* _Task_
Pick out each line containing the string "软件工程".

* _Source data_
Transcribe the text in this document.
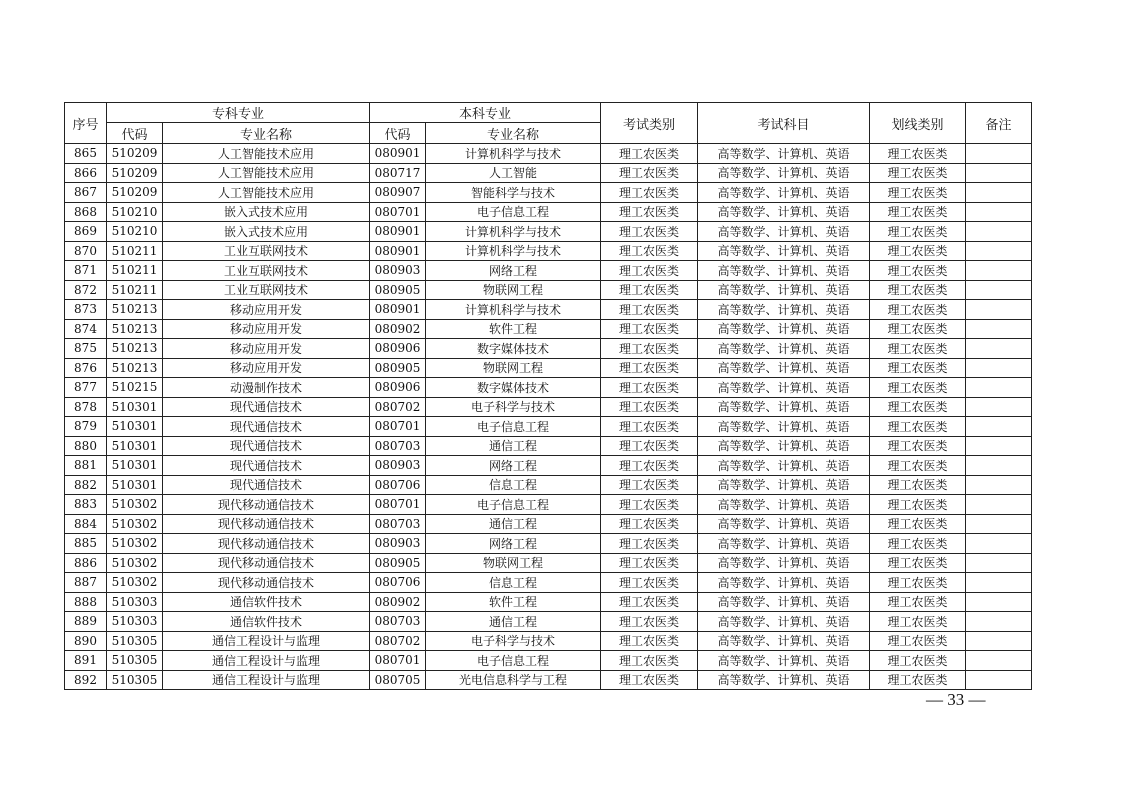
序号	专科专业		本科专业		考试类别	考试科目	划线类别	备注
	代码	专业名称	代码	专业名称				
865	510209	人工智能技术应用	080901	计算机科学与技术	理工农医类	高等数学、计算机、英语	理工农医类	
866	510209	人工智能技术应用	080717	人工智能	理工农医类	高等数学、计算机、英语	理工农医类	
867	510209	人工智能技术应用	080907	智能科学与技术	理工农医类	高等数学、计算机、英语	理工农医类	
868	510210	嵌入式技术应用	080701	电子信息工程	理工农医类	高等数学、计算机、英语	理工农医类	
869	510210	嵌入式技术应用	080901	计算机科学与技术	理工农医类	高等数学、计算机、英语	理工农医类	
870	510211	工业互联网技术	080901	计算机科学与技术	理工农医类	高等数学、计算机、英语	理工农医类	
871	510211	工业互联网技术	080903	网络工程	理工农医类	高等数学、计算机、英语	理工农医类	
872	510211	工业互联网技术	080905	物联网工程	理工农医类	高等数学、计算机、英语	理工农医类	
873	510213	移动应用开发	080901	计算机科学与技术	理工农医类	高等数学、计算机、英语	理工农医类	
874	510213	移动应用开发	080902	软件工程	理工农医类	高等数学、计算机、英语	理工农医类	
875	510213	移动应用开发	080906	数字媒体技术	理工农医类	高等数学、计算机、英语	理工农医类	
876	510213	移动应用开发	080905	物联网工程	理工农医类	高等数学、计算机、英语	理工农医类	
877	510215	动漫制作技术	080906	数字媒体技术	理工农医类	高等数学、计算机、英语	理工农医类	
878	510301	现代通信技术	080702	电子科学与技术	理工农医类	高等数学、计算机、英语	理工农医类	
879	510301	现代通信技术	080701	电子信息工程	理工农医类	高等数学、计算机、英语	理工农医类	
880	510301	现代通信技术	080703	通信工程	理工农医类	高等数学、计算机、英语	理工农医类	
881	510301	现代通信技术	080903	网络工程	理工农医类	高等数学、计算机、英语	理工农医类	
882	510301	现代通信技术	080706	信息工程	理工农医类	高等数学、计算机、英语	理工农医类	
883	510302	现代移动通信技术	080701	电子信息工程	理工农医类	高等数学、计算机、英语	理工农医类	
884	510302	现代移动通信技术	080703	通信工程	理工农医类	高等数学、计算机、英语	理工农医类	
885	510302	现代移动通信技术	080903	网络工程	理工农医类	高等数学、计算机、英语	理工农医类	
886	510302	现代移动通信技术	080905	物联网工程	理工农医类	高等数学、计算机、英语	理工农医类	
887	510302	现代移动通信技术	080706	信息工程	理工农医类	高等数学、计算机、英语	理工农医类	
888	510303	通信软件技术	080902	软件工程	理工农医类	高等数学、计算机、英语	理工农医类	
889	510303	通信软件技术	080703	通信工程	理工农医类	高等数学、计算机、英语	理工农医类	
890	510305	通信工程设计与监理	080702	电子科学与技术	理工农医类	高等数学、计算机、英语	理工农医类	
891	510305	通信工程设计与监理	080701	电子信息工程	理工农医类	高等数学、计算机、英语	理工农医类	
892	510305	通信工程设计与监理	080705	光电信息科学与工程	理工农医类	高等数学、计算机、英语	理工农医类	
— 33 —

* _Solution for this exercise_
874	510213	移动应用开发	080902	软件工程	理工农医类	高等数学、计算机、英语	理工农医类	
888	510303	通信软件技术	080902	软件工程	理工农医类	高等数学、计算机、英语	理工农医类	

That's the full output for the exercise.